All of the lines below are to be transcribed faithfully, with pictures excluded from the copy.

*SOURCE DATA*:
^^^^^^^^^^^^^^^^

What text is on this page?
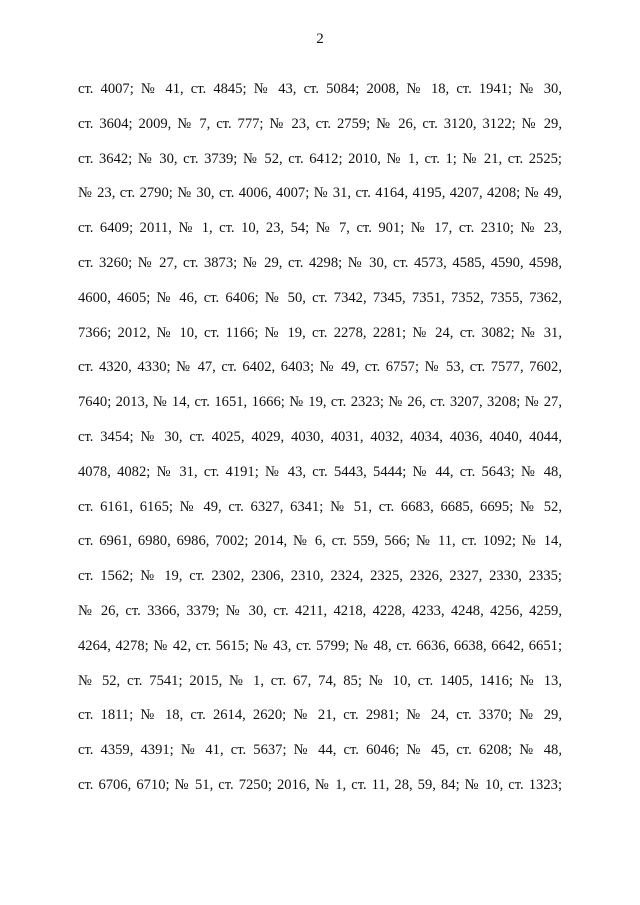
2
ст. 4007; № 41, ст. 4845; № 43, ст. 5084; 2008, № 18, ст. 1941; № 30,
ст. 3604; 2009, № 7, ст. 777; № 23, ст. 2759; № 26, ст. 3120, 3122; № 29,
ст. 3642; № 30, ст. 3739; № 52, ст. 6412; 2010, № 1, ст. 1; № 21, ст. 2525;
№ 23, ст. 2790; № 30, ст. 4006, 4007; № 31, ст. 4164, 4195, 4207, 4208; № 49,
ст. 6409; 2011, № 1, ст. 10, 23, 54; № 7, ст. 901; № 17, ст. 2310; № 23,
ст. 3260; № 27, ст. 3873; № 29, ст. 4298; № 30, ст. 4573, 4585, 4590, 4598,
4600, 4605; № 46, ст. 6406; № 50, ст. 7342, 7345, 7351, 7352, 7355, 7362,
7366; 2012, № 10, ст. 1166; № 19, ст. 2278, 2281; № 24, ст. 3082; № 31,
ст. 4320, 4330; № 47, ст. 6402, 6403; № 49, ст. 6757; № 53, ст. 7577, 7602,
7640; 2013, № 14, ст. 1651, 1666; № 19, ст. 2323; № 26, ст. 3207, 3208; № 27,
ст. 3454; № 30, ст. 4025, 4029, 4030, 4031, 4032, 4034, 4036, 4040, 4044,
4078, 4082; № 31, ст. 4191; № 43, ст. 5443, 5444; № 44, ст. 5643; № 48,
ст. 6161, 6165; № 49, ст. 6327, 6341; № 51, ст. 6683, 6685, 6695; № 52,
ст. 6961, 6980, 6986, 7002; 2014, № 6, ст. 559, 566; № 11, ст. 1092; № 14,
ст. 1562; № 19, ст. 2302, 2306, 2310, 2324, 2325, 2326, 2327, 2330, 2335;
№ 26, ст. 3366, 3379; № 30, ст. 4211, 4218, 4228, 4233, 4248, 4256, 4259,
4264, 4278; № 42, ст. 5615; № 43, ст. 5799; № 48, ст. 6636, 6638, 6642, 6651;
№ 52, ст. 7541; 2015, № 1, ст. 67, 74, 85; № 10, ст. 1405, 1416; № 13,
ст. 1811; № 18, ст. 2614, 2620; № 21, ст. 2981; № 24, ст. 3370; № 29,
ст. 4359, 4391; № 41, ст. 5637; № 44, ст. 6046; № 45, ст. 6208; № 48,
ст. 6706, 6710; № 51, ст. 7250; 2016, № 1, ст. 11, 28, 59, 84; № 10, ст. 1323;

^^^^^^^^^^^^^^^^

*OUTPUT FOR THIS TASK*:
What text is on this page?
2
ст. 4007; № 41, ст. 4845; № 43, ст. 5084; 2008, № 18, ст. 1941; № 30,
ст. 3604; 2009, № 7, ст. 777; № 23, ст. 2759; № 26, ст. 3120, 3122; № 29,
ст. 3642; № 30, ст. 3739; № 52, ст. 6412; 2010, № 1, ст. 1; № 21, ст. 2525;
№ 23, ст. 2790; № 30, ст. 4006, 4007; № 31, ст. 4164, 4195, 4207, 4208; № 49,
ст. 6409; 2011, № 1, ст. 10, 23, 54; № 7, ст. 901; № 17, ст. 2310; № 23,
ст. 3260; № 27, ст. 3873; № 29, ст. 4298; № 30, ст. 4573, 4585, 4590, 4598,
4600, 4605; № 46, ст. 6406; № 50, ст. 7342, 7345, 7351, 7352, 7355, 7362,
7366; 2012, № 10, ст. 1166; № 19, ст. 2278, 2281; № 24, ст. 3082; № 31,
ст. 4320, 4330; № 47, ст. 6402, 6403; № 49, ст. 6757; № 53, ст. 7577, 7602,
7640; 2013, № 14, ст. 1651, 1666; № 19, ст. 2323; № 26, ст. 3207, 3208; № 27,
ст. 3454; № 30, ст. 4025, 4029, 4030, 4031, 4032, 4034, 4036, 4040, 4044,
4078, 4082; № 31, ст. 4191; № 43, ст. 5443, 5444; № 44, ст. 5643; № 48,
ст. 6161, 6165; № 49, ст. 6327, 6341; № 51, ст. 6683, 6685, 6695; № 52,
ст. 6961, 6980, 6986, 7002; 2014, № 6, ст. 559, 566; № 11, ст. 1092; № 14,
ст. 1562; № 19, ст. 2302, 2306, 2310, 2324, 2325, 2326, 2327, 2330, 2335;
№ 26, ст. 3366, 3379; № 30, ст. 4211, 4218, 4228, 4233, 4248, 4256, 4259,
4264, 4278; № 42, ст. 5615; № 43, ст. 5799; № 48, ст. 6636, 6638, 6642, 6651;
№ 52, ст. 7541; 2015, № 1, ст. 67, 74, 85; № 10, ст. 1405, 1416; № 13,
ст. 1811; № 18, ст. 2614, 2620; № 21, ст. 2981; № 24, ст. 3370; № 29,
ст. 4359, 4391; № 41, ст. 5637; № 44, ст. 6046; № 45, ст. 6208; № 48,
ст. 6706, 6710; № 51, ст. 7250; 2016, № 1, ст. 11, 28, 59, 84; № 10, ст. 1323;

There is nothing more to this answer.